§ **TASK DETAILS**
In the listing, rename "tweet-text-fragment" to "post-text-fragment" on the lines running from the line with "reply-button[interactable]: 145 xyxy=(63,378,113,398)" up to and including the line with "liker-avatar[interactable] xyxy=(450,324,476,350)". Give back only those lines, with everything else left as it is.

§ **ENTRIES SUPPLIED**
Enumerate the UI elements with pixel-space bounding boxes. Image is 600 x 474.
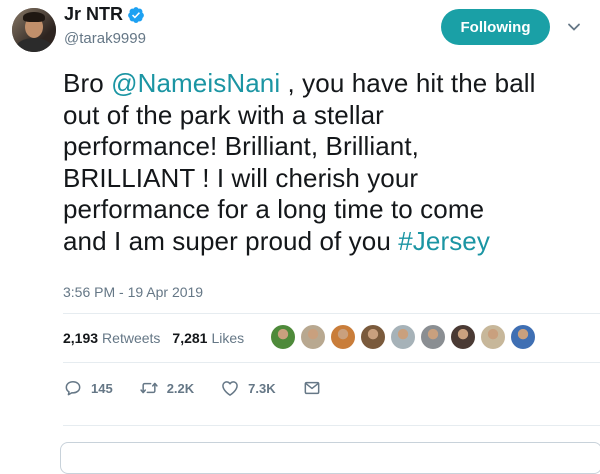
reply-button[interactable]: 145 xyxy=(63,378,113,398)
divider xyxy=(63,425,600,426)
tweet-text-fragment: and I am super proud of you xyxy=(63,225,399,256)
retweet-button[interactable]: 2.2K xyxy=(139,378,194,398)
tweet-text-fragment: performance for a long time to come xyxy=(63,194,485,224)
tweet-text-fragment: BRILLIANT ! I will cherish your xyxy=(63,162,419,193)
tweet-stats: 2,193 Retweets 7,281 Likes xyxy=(63,330,252,346)
reply-icon xyxy=(65,381,81,396)
reply-count: 145 xyxy=(91,380,113,396)
tweet-text-fragment: , you have hit the ball xyxy=(280,68,536,98)
retweet-icon xyxy=(140,382,158,394)
tweet-text-fragment: out of the park with a stellar xyxy=(63,99,384,130)
heart-icon xyxy=(222,381,239,396)
tweet-text-fragment: Bro xyxy=(63,68,112,98)
tweet-card: Jr NTR @tarak9999 Following Bro @NameisN… xyxy=(0,0,600,474)
reply-input[interactable] xyxy=(60,442,600,474)
following-button[interactable]: Following xyxy=(441,9,550,45)
tweet-text: Bro @NameisNani , you have hit the ball o… xyxy=(63,68,588,257)
liker-avatar[interactable] xyxy=(300,324,326,350)
liker-avatars xyxy=(270,324,540,350)
user-handle[interactable]: @tarak9999 xyxy=(64,30,146,47)
liker-avatar[interactable] xyxy=(420,324,446,350)
liker-avatar[interactable] xyxy=(480,324,506,350)
retweets-count[interactable]: 2,193 xyxy=(63,330,98,346)
tweet-text-line: performance! Brilliant, Brilliant, xyxy=(63,131,588,163)
direct-message-button[interactable] xyxy=(302,378,322,398)
likes-count[interactable]: 7,281 xyxy=(172,330,207,346)
display-name[interactable]: Jr NTR xyxy=(64,4,123,25)
likes-label[interactable]: Likes xyxy=(211,330,244,346)
retweet-count: 2.2K xyxy=(166,380,195,396)
tweet-text-line: Bro @NameisNani , you have hit the ball xyxy=(63,68,588,100)
tweet-text-line: BRILLIANT ! I will cherish your xyxy=(63,163,588,195)
envelope-icon xyxy=(304,381,320,395)
tweet-text-line: out of the park with a stellar xyxy=(63,100,588,132)
liker-avatar[interactable] xyxy=(390,324,416,350)
hashtag-link[interactable]: #Jersey xyxy=(398,226,490,256)
tweet-text-fragment: performance! Brilliant, Brilliant, xyxy=(63,131,419,161)
like-count: 7.3K xyxy=(248,380,276,396)
liker-avatar[interactable] xyxy=(360,324,386,350)
avatar[interactable] xyxy=(12,8,56,52)
liker-avatar[interactable] xyxy=(450,324,476,350)
tweet-actions: 145 2.2K 7.3K xyxy=(63,378,348,398)
retweets-label[interactable]: Retweets xyxy=(102,330,160,346)
liker-avatar[interactable] xyxy=(510,324,536,350)
divider xyxy=(63,362,600,363)
liker-avatar[interactable] xyxy=(330,324,356,350)
mention-link[interactable]: @NameisNani xyxy=(111,68,280,98)
verified-badge-icon xyxy=(127,6,145,24)
name-row: Jr NTR xyxy=(64,4,145,25)
liker-avatar[interactable] xyxy=(270,324,296,350)
chevron-down-icon[interactable] xyxy=(567,20,581,34)
divider xyxy=(63,313,600,314)
tweet-text-line: performance for a long time to come xyxy=(63,194,588,226)
tweet-text-line: and I am super proud of you #Jersey xyxy=(63,226,588,258)
tweet-timestamp[interactable]: 3:56 PM - 19 Apr 2019 xyxy=(63,284,203,300)
like-button[interactable]: 7.3K xyxy=(220,378,276,398)
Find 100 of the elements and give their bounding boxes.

§ **FULL RESPONSE**
reply-button[interactable]: 145 xyxy=(63,378,113,398)
divider xyxy=(63,425,600,426)
post-text-fragment: and I am super proud of you xyxy=(63,225,399,256)
retweet-button[interactable]: 2.2K xyxy=(139,378,194,398)
post-text-fragment: performance for a long time to come xyxy=(63,194,485,224)
post-text-fragment: BRILLIANT ! I will cherish your xyxy=(63,162,419,193)
tweet-stats: 2,193 Retweets 7,281 Likes xyxy=(63,330,252,346)
reply-icon xyxy=(65,381,81,396)
reply-count: 145 xyxy=(91,380,113,396)
post-text-fragment: , you have hit the ball xyxy=(280,68,536,98)
retweet-icon xyxy=(140,382,158,394)
post-text-fragment: out of the park with a stellar xyxy=(63,99,384,130)
heart-icon xyxy=(222,381,239,396)
post-text-fragment: Bro xyxy=(63,68,112,98)
tweet-card: Jr NTR @tarak9999 Following Bro @NameisN… xyxy=(0,0,600,474)
reply-input[interactable] xyxy=(60,442,600,474)
following-button[interactable]: Following xyxy=(441,9,550,45)
tweet-text: Bro @NameisNani , you have hit the ball o… xyxy=(63,68,588,257)
liker-avatar[interactable] xyxy=(300,324,326,350)
liker-avatars xyxy=(270,324,540,350)
user-handle[interactable]: @tarak9999 xyxy=(64,30,146,47)
liker-avatar[interactable] xyxy=(420,324,446,350)
liker-avatar[interactable] xyxy=(480,324,506,350)
retweets-count[interactable]: 2,193 xyxy=(63,330,98,346)
tweet-text-line: performance! Brilliant, Brilliant, xyxy=(63,131,588,163)
direct-message-button[interactable] xyxy=(302,378,322,398)
likes-count[interactable]: 7,281 xyxy=(172,330,207,346)
display-name[interactable]: Jr NTR xyxy=(64,4,123,25)
likes-label[interactable]: Likes xyxy=(211,330,244,346)
retweet-count: 2.2K xyxy=(166,380,195,396)
tweet-text-line: Bro @NameisNani , you have hit the ball xyxy=(63,68,588,100)
tweet-text-line: BRILLIANT ! I will cherish your xyxy=(63,163,588,195)
envelope-icon xyxy=(304,381,320,395)
tweet-text-line: out of the park with a stellar xyxy=(63,100,588,132)
liker-avatar[interactable] xyxy=(390,324,416,350)
hashtag-link[interactable]: #Jersey xyxy=(398,226,490,256)
post-text-fragment: performance! Brilliant, Brilliant, xyxy=(63,131,419,161)
like-count: 7.3K xyxy=(248,380,276,396)
liker-avatar[interactable] xyxy=(360,324,386,350)
avatar[interactable] xyxy=(12,8,56,52)
liker-avatar[interactable] xyxy=(450,324,476,350)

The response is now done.